■ EXCERPTED TEXT ■
I've been using this algo in my DC/DMC engine since may 2016. It's implemented on the CPU, but it can be easilty ported to GPU.

Here's the reference code for ADC:


/// Signed linear octrees are well-suited for out-of-core isosurface extraction.
struct LinearOctree : LinearOctreeBase
{
	struct Cell
	{
		Morton32	morton;	//!< the (unique) locational code of this node

		// from LSB to MSB:
		// X8,Y8,Z7 - quantized position of the representative vertex (relative to the cell's AABB)
		// S8 - signs at corners (1 = inside, 0 = outside), cannot be zero or 0xFF
		// F1 - is this a sharp-feature vertex?

		U32			data;	//8,8,7, 1, 8 - XYZ, sharp?, signs

	public:
		void PackData( const V3f& xyz01, const U8 signs, const bool sharp )

■ GIVEN INSTRUCTION 1 ■
According to the octree code post, since when has the writer used this algorithm in the DC/DMC engine?
■ GIVEN INSTRUCTION 2 ■
Rewrite the paragraph of the octree code post that begins "I've been using this algo" as a short bulleted list.
■ GIVEN INSTRUCTION 3 ■
Continue the octree code post from where it stops.

■ STORED DATA ■

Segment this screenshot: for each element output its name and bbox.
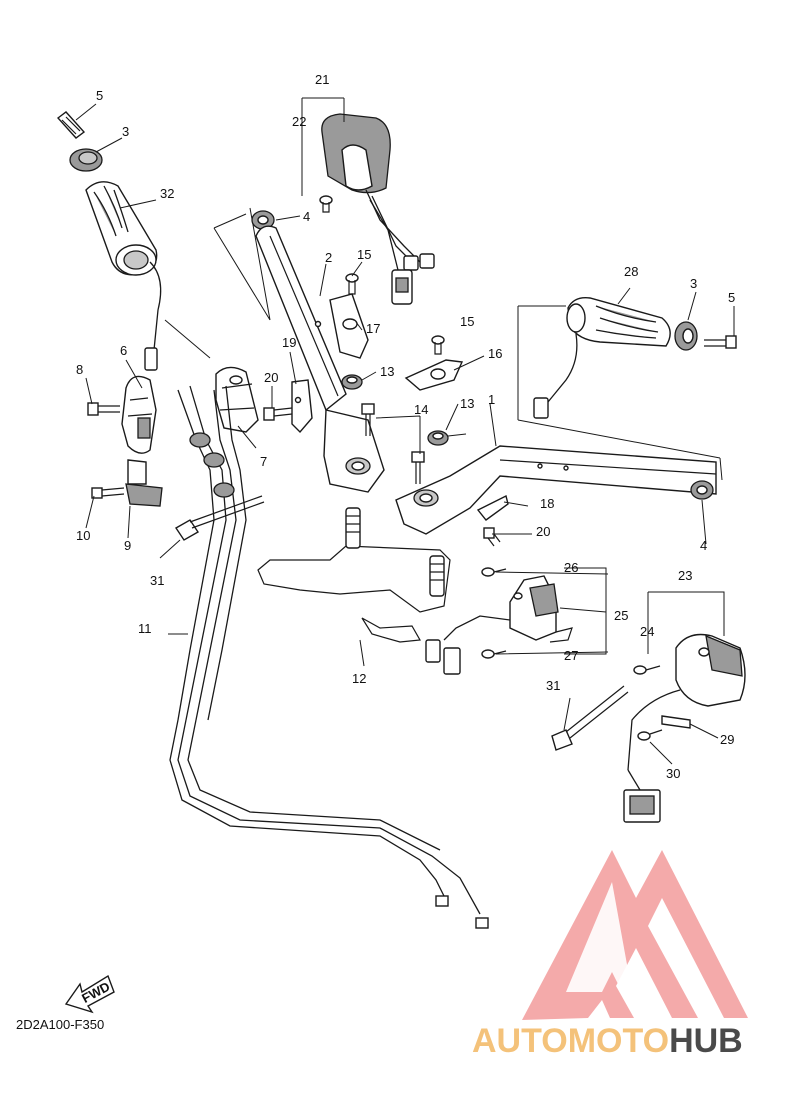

■ RESPONSE 1 ■
Since May 2016.

■ RESPONSE 2 ■
- In use in the writer's DC/DMC engine since May 2016
- Implemented on the CPU
- Can be easily ported to the GPU

■ RESPONSE 3 ■
		{
			//mxASSERT(vxNONTRIVIAL_CELL(signs));
			this->data =
				(TQuantize<8>::EncodeUNorm( xyz01.x ) << 0 )|
				(TQuantize<8>::EncodeUNorm( xyz01.y ) << 8 )|
				(TQuantize<7>::EncodeUNorm( xyz01.z ) << 16)|
				(signs << 23)|
				(sharp << 31);
		}
		const V3f UnpackPosition() const
		{
			const U32 V = this->data;
			return V3f(
				TQuantize<8>::DecodeUNorm( V & 0xFF ),
				TQuantize<8>::DecodeUNorm( (V >> 8) & 0xFF ),
				TQuantize<7>::DecodeUNorm( (V >> 16) & 0x7F )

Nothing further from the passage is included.